# START OF Data supplied

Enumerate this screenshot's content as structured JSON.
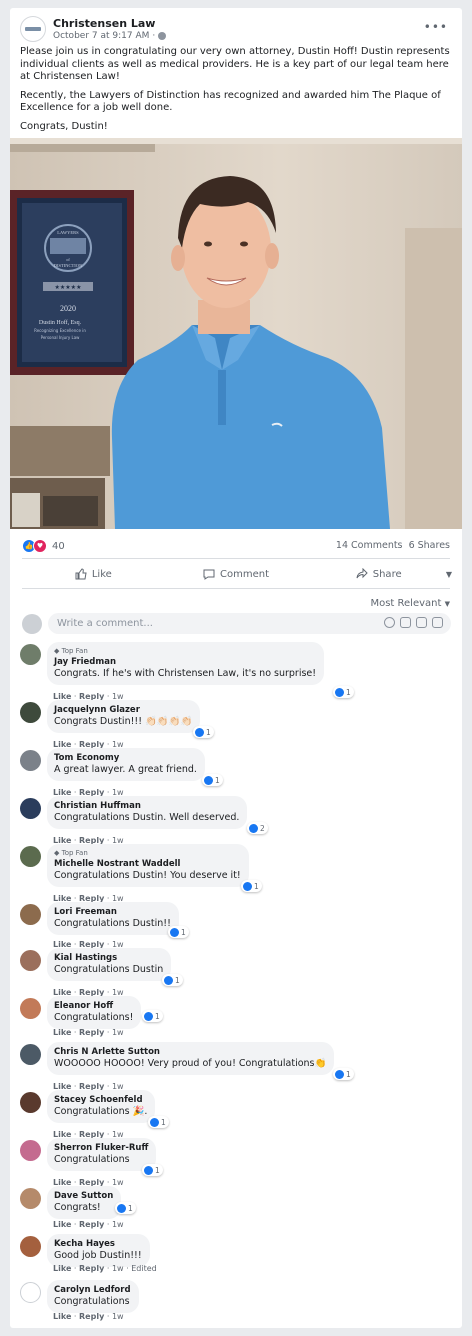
{
  "post": {
    "page_name": "Christensen Law",
    "timestamp": "October 7 at 9:17 AM",
    "privacy_sep": "·",
    "more": "•••",
    "paragraphs": [
      "Please join us in congratulating our very own attorney, Dustin Hoff! Dustin represents individual clients as well as medical providers. He is a key part of our legal team here at Christensen Law!",
      "Recently, the Lawyers of Distinction has recognized and awarded him The Plaque of Excellence for a job well done.",
      "Congrats, Dustin!"
    ],
    "plaque": {
      "line1": "LAWYERS",
      "line2": "of",
      "line3": "DISTINCTION",
      "year": "2020",
      "name": "Dustin Hoff, Esq.",
      "line4": "Recognizing Excellence in",
      "line5": "Personal Injury Law",
      "stars": "★★★★★"
    }
  },
  "stats": {
    "reaction_count": "40",
    "comments": "14 Comments",
    "shares": "6 Shares"
  },
  "actions": {
    "like": "Like",
    "comment": "Comment",
    "share": "Share"
  },
  "sort_label": "Most Relevant",
  "comment_box": {
    "placeholder": "Write a comment..."
  },
  "comment_ui": {
    "like": "Like",
    "reply": "Reply",
    "time": "1w",
    "dot": "·",
    "top_fan": "Top Fan"
  },
  "comments": [
    {
      "name": "Jay Friedman",
      "text": "Congrats. If he's with Christensen Law, it's no surprise!",
      "likes": "1",
      "top_fan": true
    },
    {
      "name": "Jacquelynn Glazer",
      "text": "Congrats Dustin!!! 👏🏻👏🏻👏🏻👏🏻",
      "likes": "1"
    },
    {
      "name": "Tom Economy",
      "text": "A great lawyer. A great friend.",
      "likes": "1"
    },
    {
      "name": "Christian Huffman",
      "text": "Congratulations Dustin. Well deserved.",
      "likes": "2"
    },
    {
      "name": "Michelle Nostrant Waddell",
      "text": "Congratulations Dustin! You deserve it!",
      "likes": "1",
      "top_fan": true
    },
    {
      "name": "Lori Freeman",
      "text": "Congratulations Dustin!!",
      "likes": "1"
    },
    {
      "name": "Kial Hastings",
      "text": "Congratulations Dustin",
      "likes": "1"
    },
    {
      "name": "Eleanor Hoff",
      "text": "Congratulations!",
      "likes": "1"
    },
    {
      "name": "Chris N Arlette Sutton",
      "text": "WOOOOO HOOOO! Very proud of you! Congratulations👏",
      "likes": "1"
    },
    {
      "name": "Stacey Schoenfeld",
      "text": "Congratulations 🎉.",
      "likes": "1"
    },
    {
      "name": "Sherron Fluker-Ruff",
      "text": "Congratulations",
      "likes": "1"
    },
    {
      "name": "Dave Sutton",
      "text": "Congrats!",
      "likes": "1"
    },
    {
      "name": "Kecha Hayes",
      "text": "Good job Dustin!!!",
      "edited": "Edited"
    },
    {
      "name": "Carolyn Ledford",
      "text": "Congratulations"
    }
  ],
  "colors": {
    "facebook_blue": "#1877f2",
    "love_red": "#e0245e",
    "bubble_gray": "#f2f3f5",
    "shirt_blue": "#4f9ad7"
  }
}
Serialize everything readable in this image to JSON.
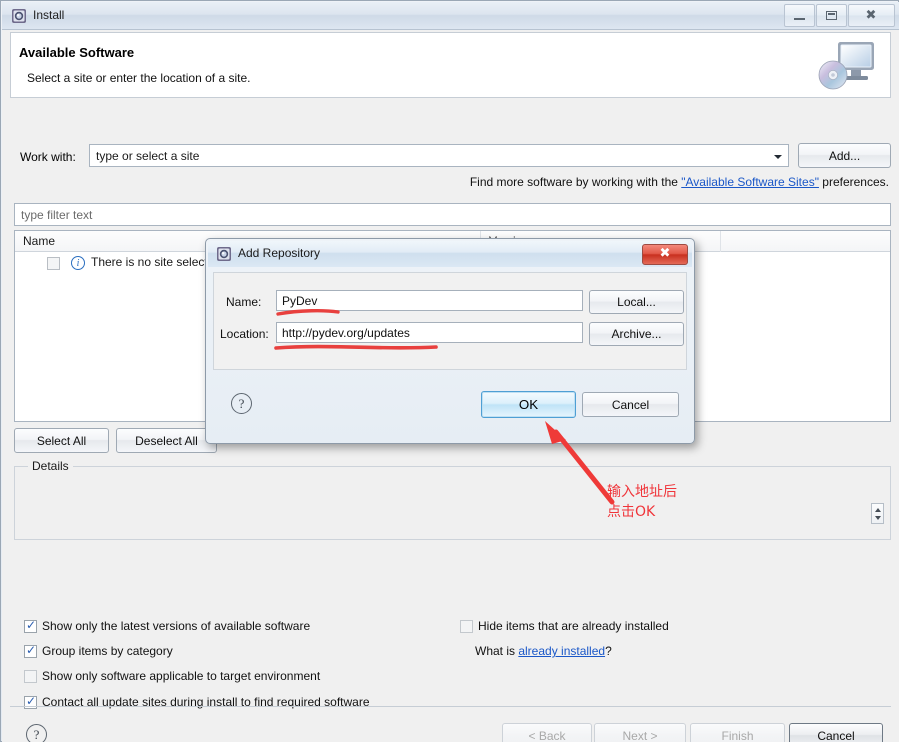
{
  "window": {
    "title": "Install",
    "icon": "install-icon",
    "buttons": {
      "minimize": "minimize-icon",
      "maximize": "maximize-icon",
      "close": "close-icon"
    }
  },
  "header": {
    "title": "Available Software",
    "subtitle": "Select a site or enter the location of a site.",
    "icon": "monitor-disc-icon"
  },
  "work_with": {
    "label": "Work with:",
    "value": "type or select a site",
    "placeholder": "type or select a site",
    "add_button": "Add..."
  },
  "find_more": {
    "prefix": "Find more software by working with the ",
    "link": "\"Available Software Sites\"",
    "suffix": " preferences."
  },
  "filter": {
    "placeholder": "type filter text",
    "value": ""
  },
  "table": {
    "columns": [
      "Name",
      "Version",
      ""
    ],
    "rows": [
      {
        "checked": false,
        "icon": "info-icon",
        "name": "There is no site selected.",
        "version": ""
      }
    ]
  },
  "list_buttons": {
    "select_all": "Select All",
    "deselect_all": "Deselect All"
  },
  "details": {
    "label": "Details",
    "text": ""
  },
  "options": {
    "left": [
      {
        "label": "Show only the latest versions of available software",
        "checked": true
      },
      {
        "label": "Group items by category",
        "checked": true
      },
      {
        "label": "Show only software applicable to target environment",
        "checked": false
      },
      {
        "label": "Contact all update sites during install to find required software",
        "checked": true
      }
    ],
    "right": [
      {
        "label": "Hide items that are already installed",
        "checked": false
      }
    ],
    "what_is": {
      "prefix": "What is ",
      "link": "already installed",
      "suffix": "?"
    }
  },
  "wizard_buttons": {
    "help": "?",
    "back": "< Back",
    "next": "Next >",
    "finish": "Finish",
    "cancel": "Cancel"
  },
  "dialog": {
    "title": "Add Repository",
    "icon": "install-icon",
    "close": "close-icon",
    "name_label": "Name:",
    "name_value": "PyDev",
    "location_label": "Location:",
    "location_value": "http://pydev.org/updates",
    "local_button": "Local...",
    "archive_button": "Archive...",
    "help": "?",
    "ok_button": "OK",
    "cancel_button": "Cancel"
  },
  "annotation": {
    "text": "输入地址后\n点击OK",
    "color": "#f0353a"
  }
}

# END OF Data supplied

**Exercise:**
Copy each line of the records that contains the word "Christensen".

**Right answer:**
    "page_name": "Christensen Law",
      "Please join us in congratulating our very own attorney, Dustin Hoff! Dustin represents individual clients as well as medical providers. He is a key part of our legal team here at Christensen Law!",
      "text": "Congrats. If he's with Christensen Law, it's no surprise!",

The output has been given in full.